- Input records -
#####

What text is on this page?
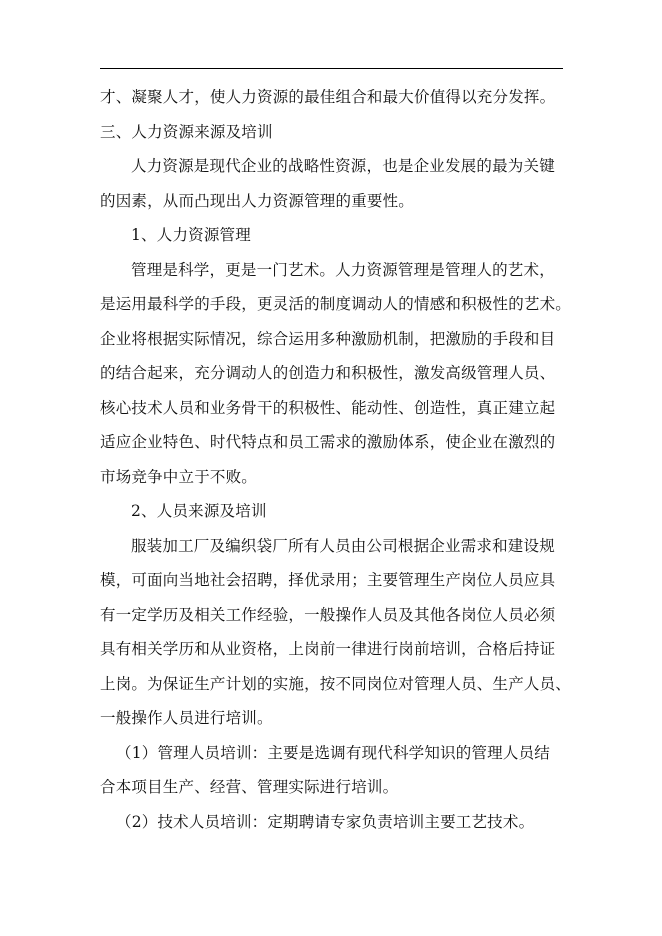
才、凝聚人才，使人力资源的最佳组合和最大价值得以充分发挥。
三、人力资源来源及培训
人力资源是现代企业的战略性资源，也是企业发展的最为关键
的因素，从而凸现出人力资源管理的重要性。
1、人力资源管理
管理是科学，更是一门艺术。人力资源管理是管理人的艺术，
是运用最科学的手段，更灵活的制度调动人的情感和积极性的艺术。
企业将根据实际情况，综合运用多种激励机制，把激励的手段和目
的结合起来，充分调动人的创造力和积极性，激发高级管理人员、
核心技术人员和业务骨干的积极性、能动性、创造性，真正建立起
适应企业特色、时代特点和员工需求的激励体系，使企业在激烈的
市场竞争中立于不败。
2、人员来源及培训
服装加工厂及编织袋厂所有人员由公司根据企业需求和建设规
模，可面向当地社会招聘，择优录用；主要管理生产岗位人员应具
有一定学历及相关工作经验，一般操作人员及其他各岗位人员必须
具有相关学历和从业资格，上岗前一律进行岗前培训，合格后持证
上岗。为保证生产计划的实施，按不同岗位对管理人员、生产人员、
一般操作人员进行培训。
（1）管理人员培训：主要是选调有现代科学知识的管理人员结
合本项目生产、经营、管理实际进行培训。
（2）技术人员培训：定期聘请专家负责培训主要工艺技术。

#####

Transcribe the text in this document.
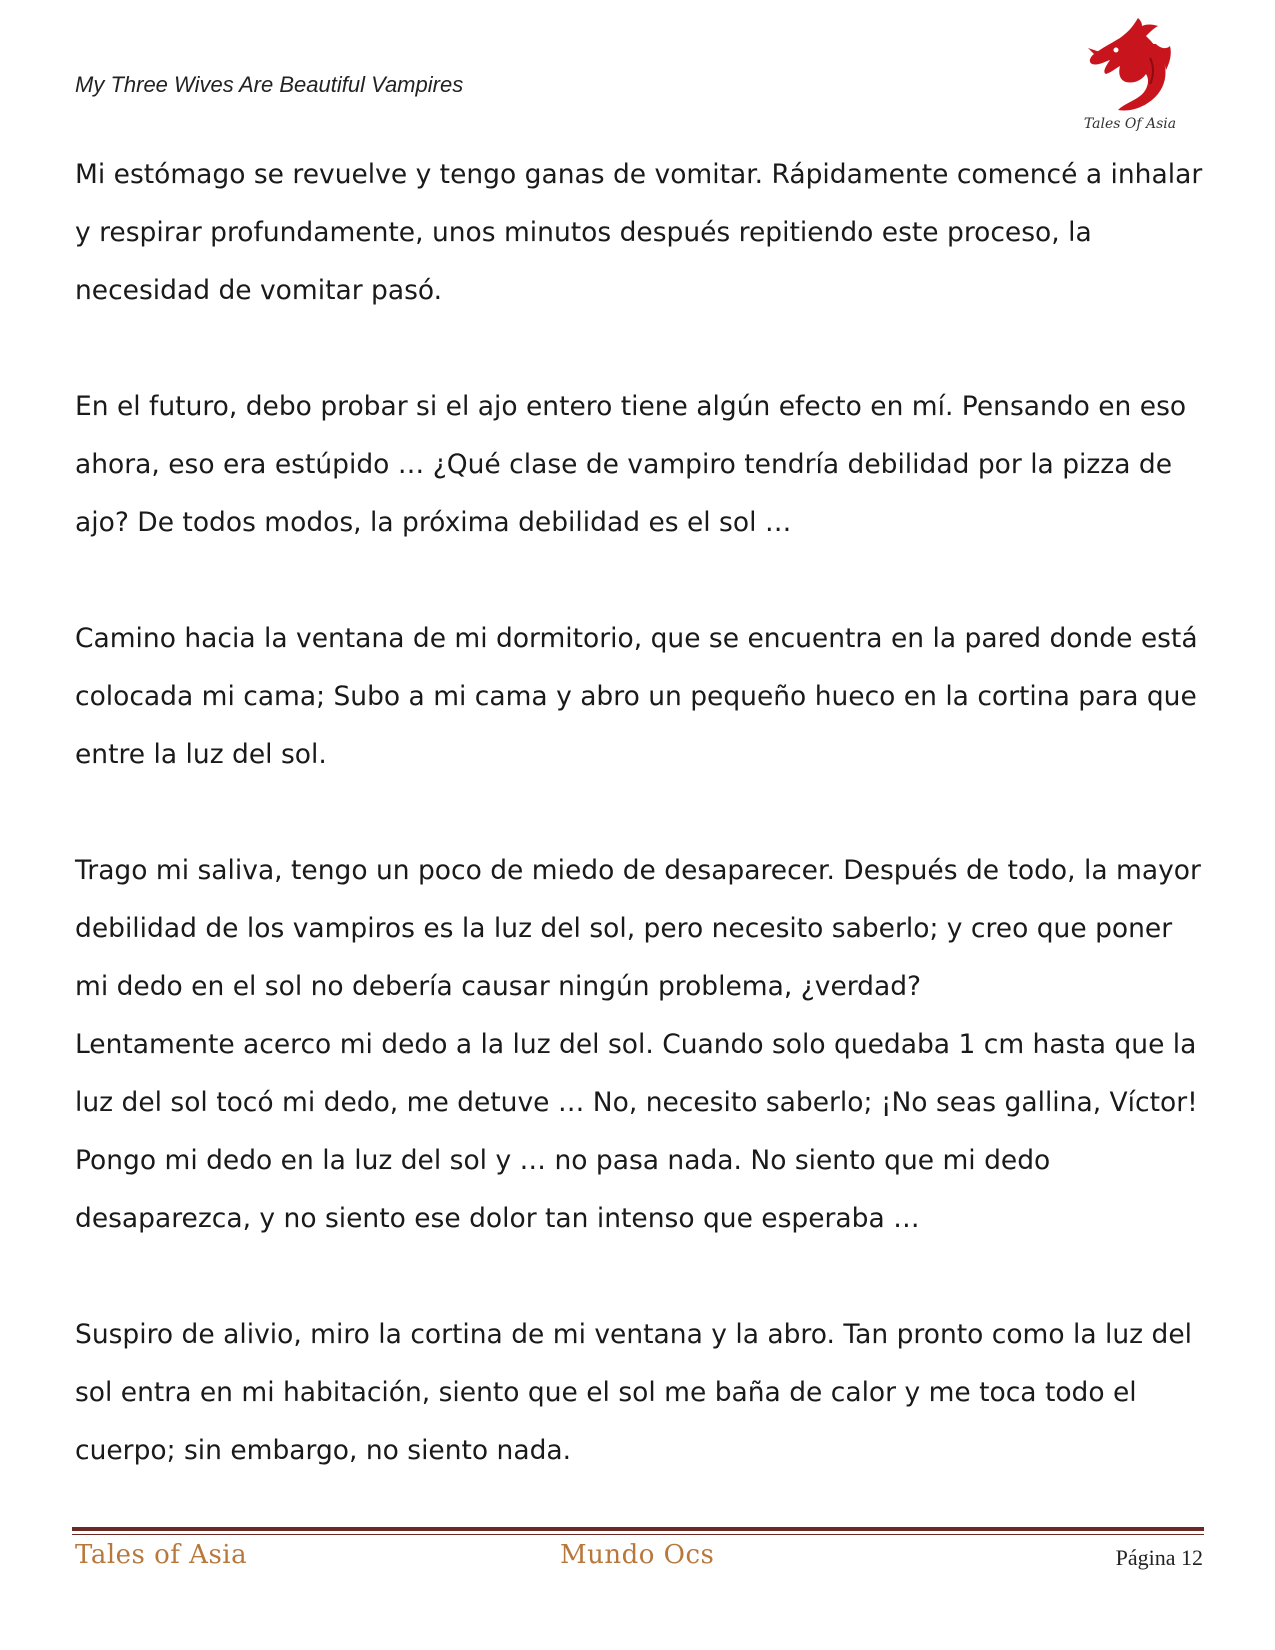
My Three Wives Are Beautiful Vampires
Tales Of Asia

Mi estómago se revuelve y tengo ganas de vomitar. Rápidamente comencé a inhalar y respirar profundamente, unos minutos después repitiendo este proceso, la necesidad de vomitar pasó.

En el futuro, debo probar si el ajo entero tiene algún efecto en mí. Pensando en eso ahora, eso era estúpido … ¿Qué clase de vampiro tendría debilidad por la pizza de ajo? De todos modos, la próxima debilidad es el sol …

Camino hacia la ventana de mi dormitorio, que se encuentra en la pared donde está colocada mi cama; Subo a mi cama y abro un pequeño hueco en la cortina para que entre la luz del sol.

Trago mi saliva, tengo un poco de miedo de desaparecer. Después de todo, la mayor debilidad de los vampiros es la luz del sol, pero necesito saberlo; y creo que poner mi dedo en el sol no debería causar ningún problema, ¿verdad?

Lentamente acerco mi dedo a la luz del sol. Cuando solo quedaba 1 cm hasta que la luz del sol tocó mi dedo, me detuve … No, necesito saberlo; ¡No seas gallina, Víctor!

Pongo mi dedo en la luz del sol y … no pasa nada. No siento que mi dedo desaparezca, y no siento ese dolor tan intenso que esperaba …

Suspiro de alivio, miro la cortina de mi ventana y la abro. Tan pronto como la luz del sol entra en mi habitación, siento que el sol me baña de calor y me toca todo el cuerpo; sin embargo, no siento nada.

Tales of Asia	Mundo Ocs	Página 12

#####

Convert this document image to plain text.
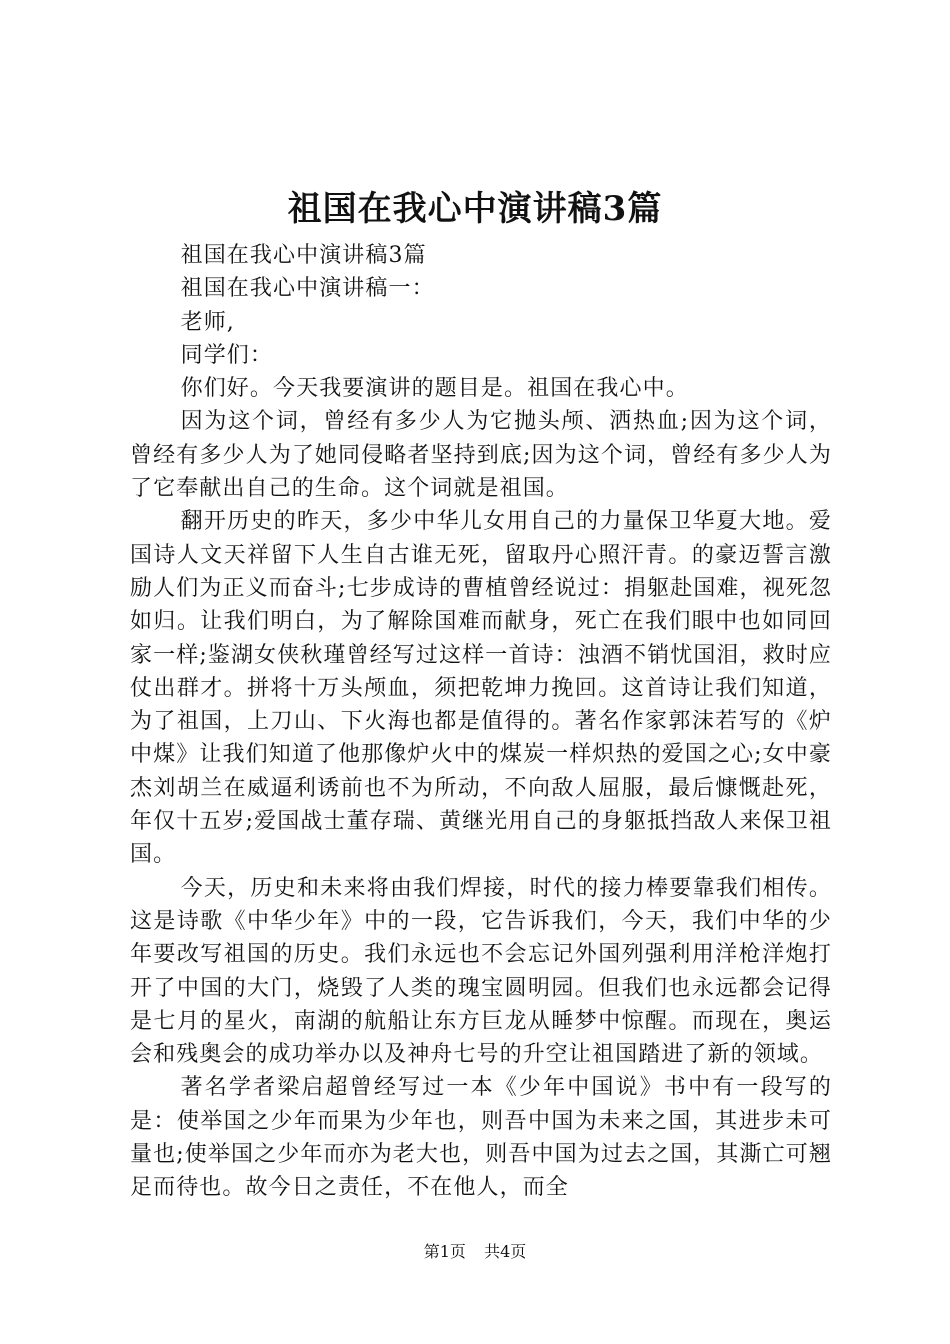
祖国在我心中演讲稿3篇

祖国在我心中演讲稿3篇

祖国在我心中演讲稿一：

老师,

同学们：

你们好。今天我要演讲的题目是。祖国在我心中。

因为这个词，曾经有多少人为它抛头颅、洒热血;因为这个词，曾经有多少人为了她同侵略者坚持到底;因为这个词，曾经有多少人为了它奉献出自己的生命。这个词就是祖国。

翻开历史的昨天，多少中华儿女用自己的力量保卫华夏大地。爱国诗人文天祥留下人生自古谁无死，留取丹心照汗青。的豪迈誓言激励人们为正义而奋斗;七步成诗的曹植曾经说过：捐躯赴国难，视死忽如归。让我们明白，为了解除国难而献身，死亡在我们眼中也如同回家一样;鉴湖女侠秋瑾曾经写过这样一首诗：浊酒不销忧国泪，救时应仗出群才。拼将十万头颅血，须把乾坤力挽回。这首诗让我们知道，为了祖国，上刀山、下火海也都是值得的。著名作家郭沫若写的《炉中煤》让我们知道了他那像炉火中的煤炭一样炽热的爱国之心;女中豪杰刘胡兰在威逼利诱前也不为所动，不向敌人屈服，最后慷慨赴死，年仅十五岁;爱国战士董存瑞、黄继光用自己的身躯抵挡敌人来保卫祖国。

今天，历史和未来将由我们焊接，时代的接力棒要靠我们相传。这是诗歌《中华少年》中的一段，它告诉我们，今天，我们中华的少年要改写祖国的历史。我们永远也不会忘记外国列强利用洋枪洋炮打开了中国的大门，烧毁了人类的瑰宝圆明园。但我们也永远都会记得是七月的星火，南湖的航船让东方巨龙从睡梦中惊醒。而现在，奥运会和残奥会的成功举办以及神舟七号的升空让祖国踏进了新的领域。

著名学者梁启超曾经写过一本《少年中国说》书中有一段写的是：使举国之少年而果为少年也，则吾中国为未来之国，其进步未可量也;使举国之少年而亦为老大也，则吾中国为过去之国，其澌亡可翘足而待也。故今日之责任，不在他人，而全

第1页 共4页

#####

Make a copy of each line that contains the string "text".

What text is on this page?
Transcribe the text in this document.
Convert this document image to plain text.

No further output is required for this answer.